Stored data
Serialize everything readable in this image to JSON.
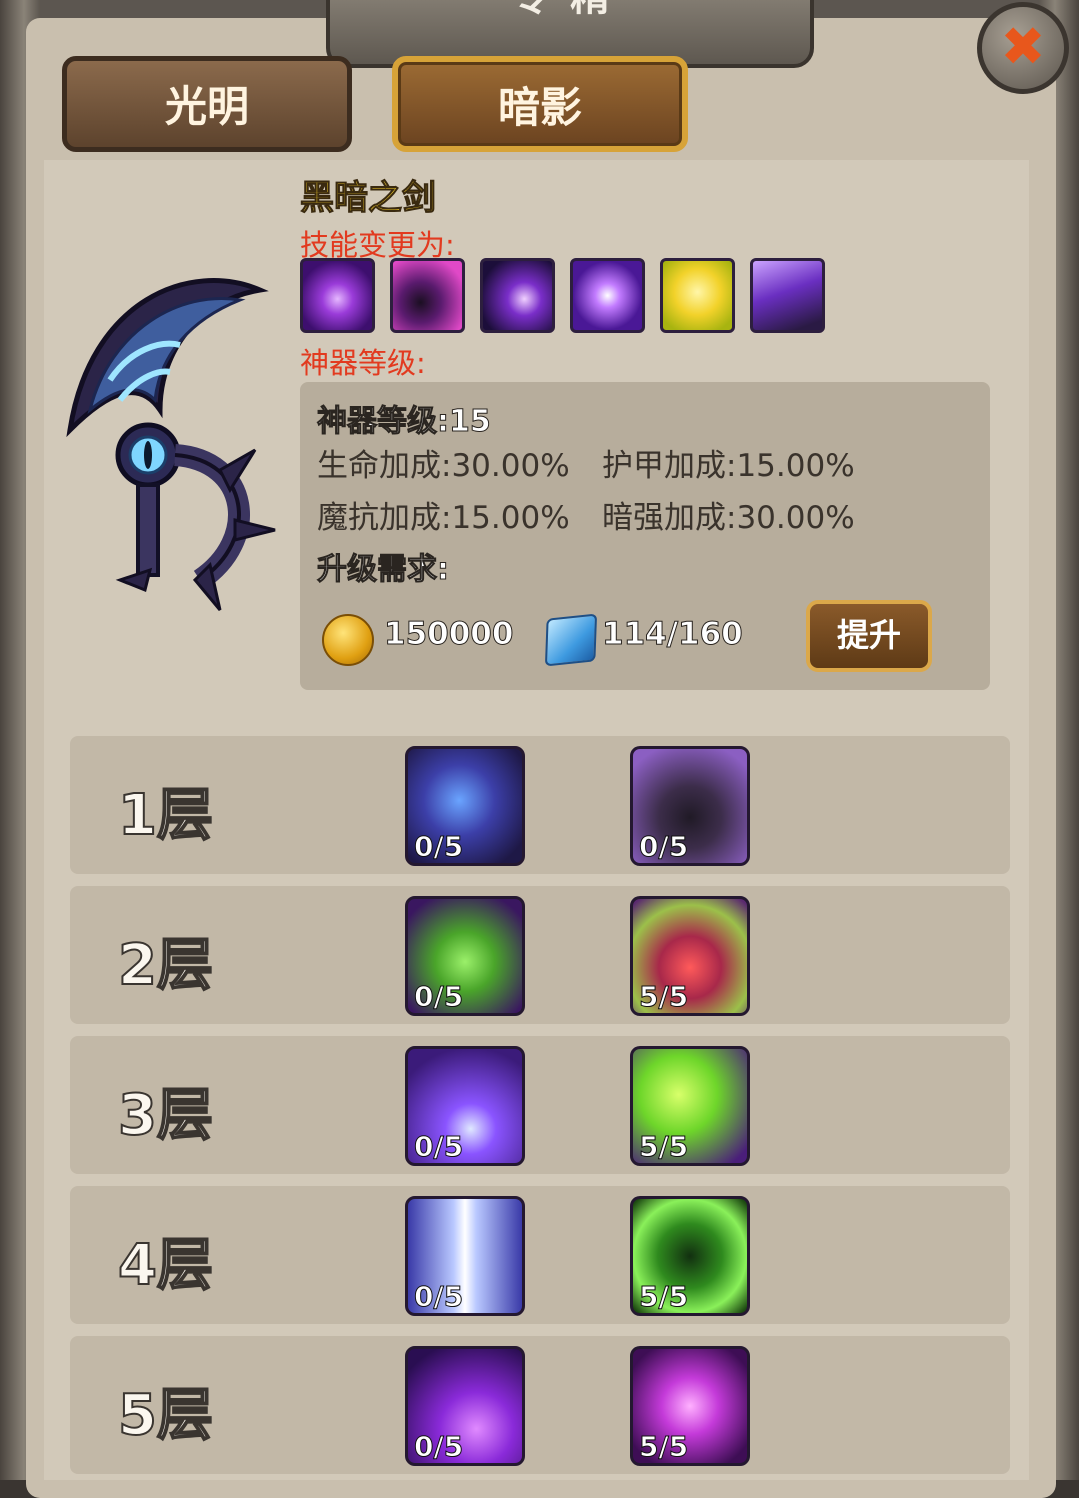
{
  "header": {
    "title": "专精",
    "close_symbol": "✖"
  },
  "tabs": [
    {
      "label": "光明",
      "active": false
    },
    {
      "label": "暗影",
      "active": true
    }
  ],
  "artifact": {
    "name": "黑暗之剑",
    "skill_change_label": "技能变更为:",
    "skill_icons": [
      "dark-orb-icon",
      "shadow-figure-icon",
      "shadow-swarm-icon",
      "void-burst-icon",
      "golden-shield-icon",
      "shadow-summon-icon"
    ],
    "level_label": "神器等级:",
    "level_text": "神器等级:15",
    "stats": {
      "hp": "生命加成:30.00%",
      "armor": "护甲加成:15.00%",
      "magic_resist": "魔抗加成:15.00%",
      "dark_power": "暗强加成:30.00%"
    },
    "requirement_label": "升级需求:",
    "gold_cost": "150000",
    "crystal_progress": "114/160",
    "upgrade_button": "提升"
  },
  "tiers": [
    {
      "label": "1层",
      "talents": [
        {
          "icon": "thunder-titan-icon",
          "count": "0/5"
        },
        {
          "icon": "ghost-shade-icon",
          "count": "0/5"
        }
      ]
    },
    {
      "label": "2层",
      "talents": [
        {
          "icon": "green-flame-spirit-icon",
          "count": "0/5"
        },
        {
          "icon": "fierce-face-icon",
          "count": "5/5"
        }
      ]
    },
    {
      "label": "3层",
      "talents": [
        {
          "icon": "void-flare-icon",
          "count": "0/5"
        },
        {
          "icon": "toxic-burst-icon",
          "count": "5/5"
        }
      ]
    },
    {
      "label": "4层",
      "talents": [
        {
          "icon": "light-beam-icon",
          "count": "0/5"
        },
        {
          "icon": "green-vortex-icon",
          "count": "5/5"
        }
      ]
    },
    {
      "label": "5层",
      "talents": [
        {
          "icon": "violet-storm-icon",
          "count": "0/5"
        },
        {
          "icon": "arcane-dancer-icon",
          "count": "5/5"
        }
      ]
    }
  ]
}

...

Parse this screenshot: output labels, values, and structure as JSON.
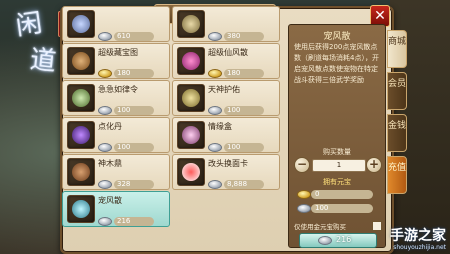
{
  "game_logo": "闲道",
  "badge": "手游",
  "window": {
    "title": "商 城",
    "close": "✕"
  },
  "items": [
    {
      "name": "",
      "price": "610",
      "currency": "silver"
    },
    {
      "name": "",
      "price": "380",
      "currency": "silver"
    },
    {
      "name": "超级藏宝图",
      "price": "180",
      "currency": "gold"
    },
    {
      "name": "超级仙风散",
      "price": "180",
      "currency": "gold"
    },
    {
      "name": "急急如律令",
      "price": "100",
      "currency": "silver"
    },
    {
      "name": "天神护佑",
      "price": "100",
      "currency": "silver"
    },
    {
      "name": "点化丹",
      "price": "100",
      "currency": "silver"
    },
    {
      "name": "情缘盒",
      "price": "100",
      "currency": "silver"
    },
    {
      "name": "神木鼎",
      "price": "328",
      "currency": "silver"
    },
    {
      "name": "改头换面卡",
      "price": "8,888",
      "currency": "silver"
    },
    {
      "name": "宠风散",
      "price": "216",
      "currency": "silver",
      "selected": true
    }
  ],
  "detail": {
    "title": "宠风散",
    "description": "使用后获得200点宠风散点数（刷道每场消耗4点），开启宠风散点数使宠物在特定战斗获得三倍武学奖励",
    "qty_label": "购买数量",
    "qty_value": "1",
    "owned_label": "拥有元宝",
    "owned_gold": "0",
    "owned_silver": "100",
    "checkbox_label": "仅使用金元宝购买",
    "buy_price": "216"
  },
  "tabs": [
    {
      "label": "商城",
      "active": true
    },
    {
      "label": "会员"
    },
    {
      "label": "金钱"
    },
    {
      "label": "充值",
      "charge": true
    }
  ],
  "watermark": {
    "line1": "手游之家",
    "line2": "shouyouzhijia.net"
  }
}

---

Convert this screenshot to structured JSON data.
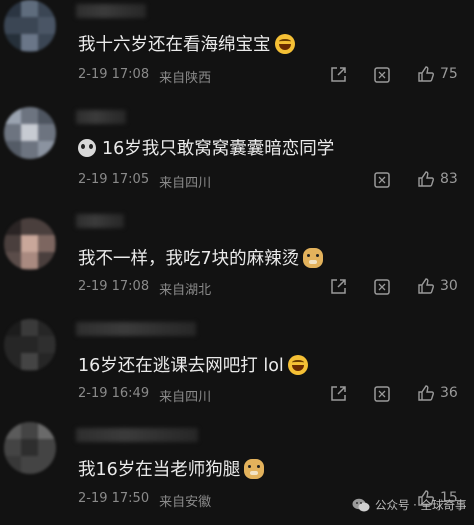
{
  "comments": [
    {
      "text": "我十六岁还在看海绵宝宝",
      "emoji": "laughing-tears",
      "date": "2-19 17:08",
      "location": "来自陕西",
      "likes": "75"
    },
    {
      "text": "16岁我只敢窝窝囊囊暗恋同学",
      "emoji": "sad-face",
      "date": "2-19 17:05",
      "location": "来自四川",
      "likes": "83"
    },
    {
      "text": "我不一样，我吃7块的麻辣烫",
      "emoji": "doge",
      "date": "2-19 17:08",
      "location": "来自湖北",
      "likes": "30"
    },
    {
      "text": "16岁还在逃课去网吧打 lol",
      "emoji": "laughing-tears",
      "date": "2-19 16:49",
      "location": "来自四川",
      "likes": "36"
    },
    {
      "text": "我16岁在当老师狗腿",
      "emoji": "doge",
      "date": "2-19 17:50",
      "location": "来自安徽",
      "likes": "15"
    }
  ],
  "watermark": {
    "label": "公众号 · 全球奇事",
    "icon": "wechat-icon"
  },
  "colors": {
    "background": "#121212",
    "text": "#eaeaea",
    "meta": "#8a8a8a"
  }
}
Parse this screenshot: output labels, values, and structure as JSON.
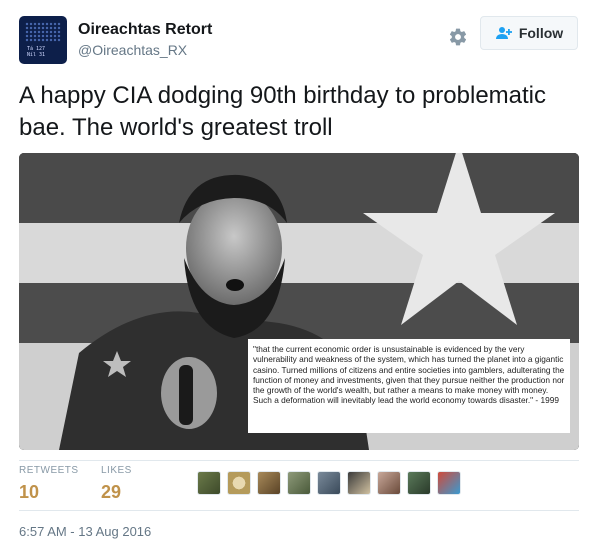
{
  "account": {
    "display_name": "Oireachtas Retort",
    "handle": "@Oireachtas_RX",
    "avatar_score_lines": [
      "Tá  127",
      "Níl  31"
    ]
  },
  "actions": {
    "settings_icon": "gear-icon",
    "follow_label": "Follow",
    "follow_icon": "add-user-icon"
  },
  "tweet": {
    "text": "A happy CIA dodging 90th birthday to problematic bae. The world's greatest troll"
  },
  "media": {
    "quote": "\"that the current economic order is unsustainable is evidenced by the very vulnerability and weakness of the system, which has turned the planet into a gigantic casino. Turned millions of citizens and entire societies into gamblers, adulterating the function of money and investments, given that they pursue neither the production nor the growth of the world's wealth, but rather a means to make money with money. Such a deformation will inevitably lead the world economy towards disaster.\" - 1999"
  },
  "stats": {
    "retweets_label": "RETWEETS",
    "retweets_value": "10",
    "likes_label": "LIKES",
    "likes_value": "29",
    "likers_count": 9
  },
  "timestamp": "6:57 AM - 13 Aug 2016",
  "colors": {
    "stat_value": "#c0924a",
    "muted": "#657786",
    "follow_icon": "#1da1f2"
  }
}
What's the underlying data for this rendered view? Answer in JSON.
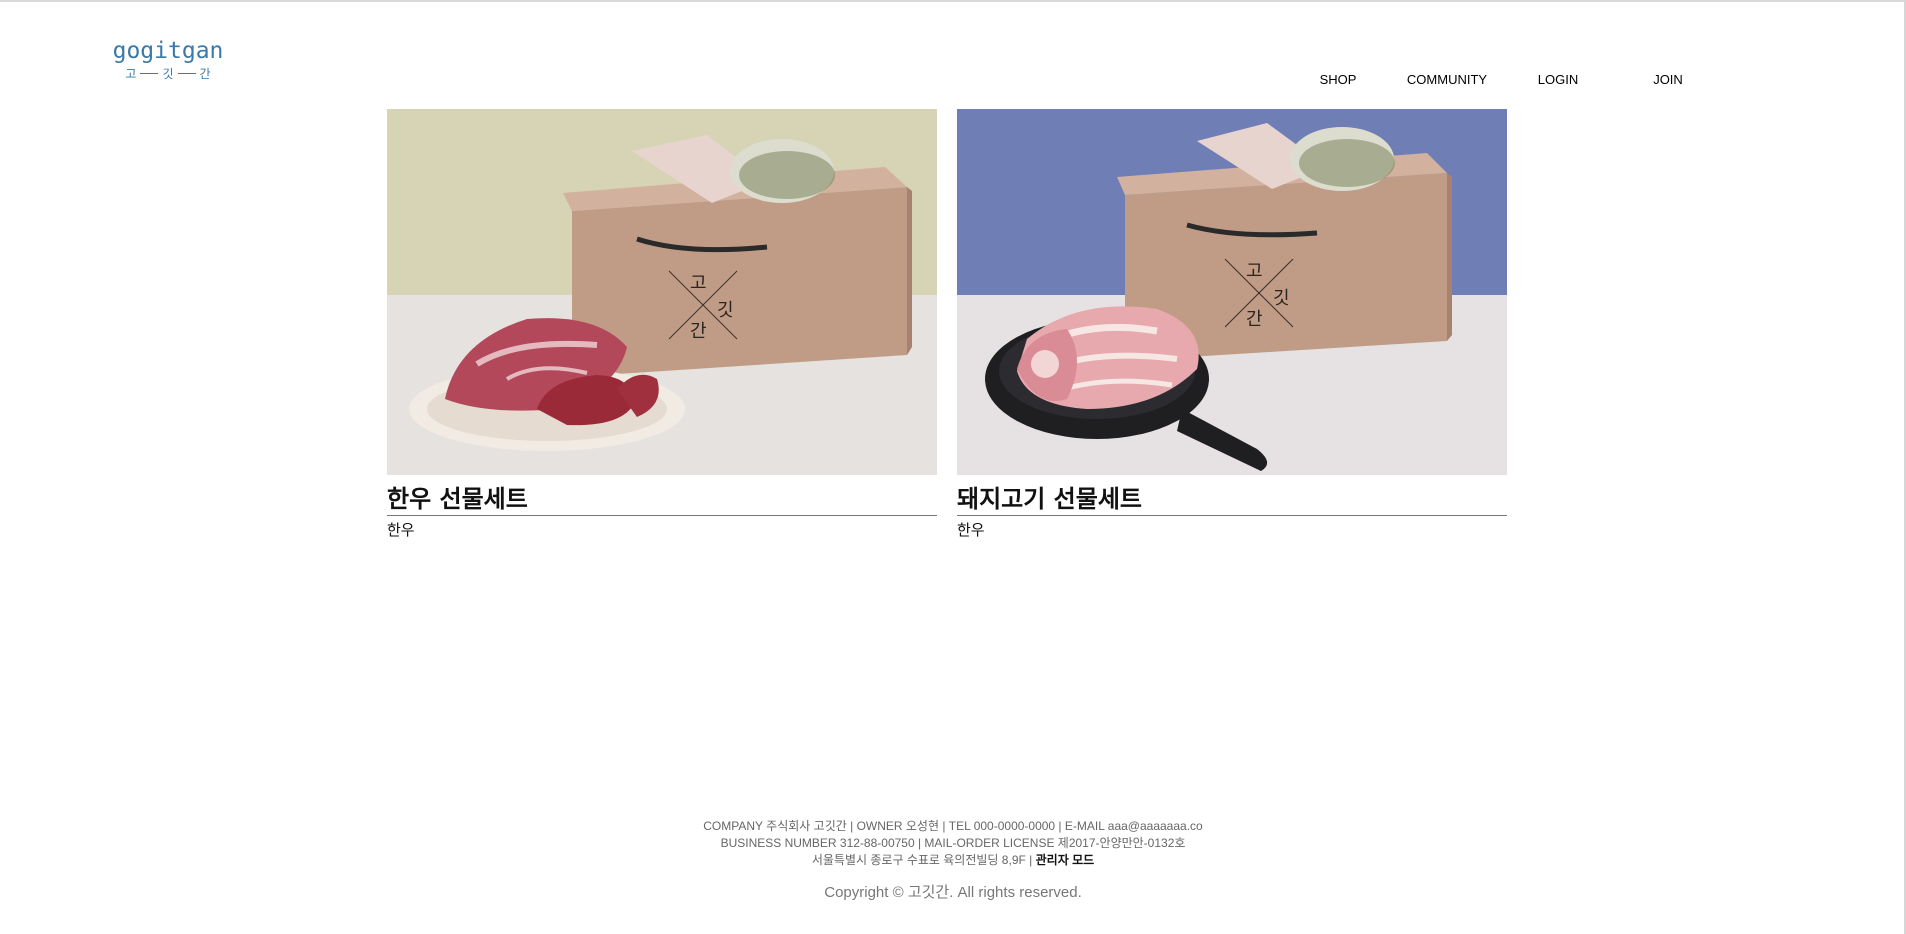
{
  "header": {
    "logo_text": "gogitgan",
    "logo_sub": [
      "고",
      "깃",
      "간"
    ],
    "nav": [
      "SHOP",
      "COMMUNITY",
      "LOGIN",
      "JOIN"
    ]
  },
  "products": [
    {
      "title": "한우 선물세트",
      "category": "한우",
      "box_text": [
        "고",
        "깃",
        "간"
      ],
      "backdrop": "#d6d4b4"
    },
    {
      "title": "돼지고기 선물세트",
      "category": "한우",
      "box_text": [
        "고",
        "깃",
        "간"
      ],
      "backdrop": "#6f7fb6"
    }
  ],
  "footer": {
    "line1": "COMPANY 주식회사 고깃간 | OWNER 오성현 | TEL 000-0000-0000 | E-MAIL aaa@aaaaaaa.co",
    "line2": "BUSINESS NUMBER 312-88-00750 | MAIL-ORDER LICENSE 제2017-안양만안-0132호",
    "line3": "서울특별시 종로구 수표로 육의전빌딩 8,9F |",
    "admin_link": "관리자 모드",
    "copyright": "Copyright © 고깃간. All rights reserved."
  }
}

What you need to do:
Determine the number of lines in these entries that contain the word "this", and write only that number.

Output of the exercise:
5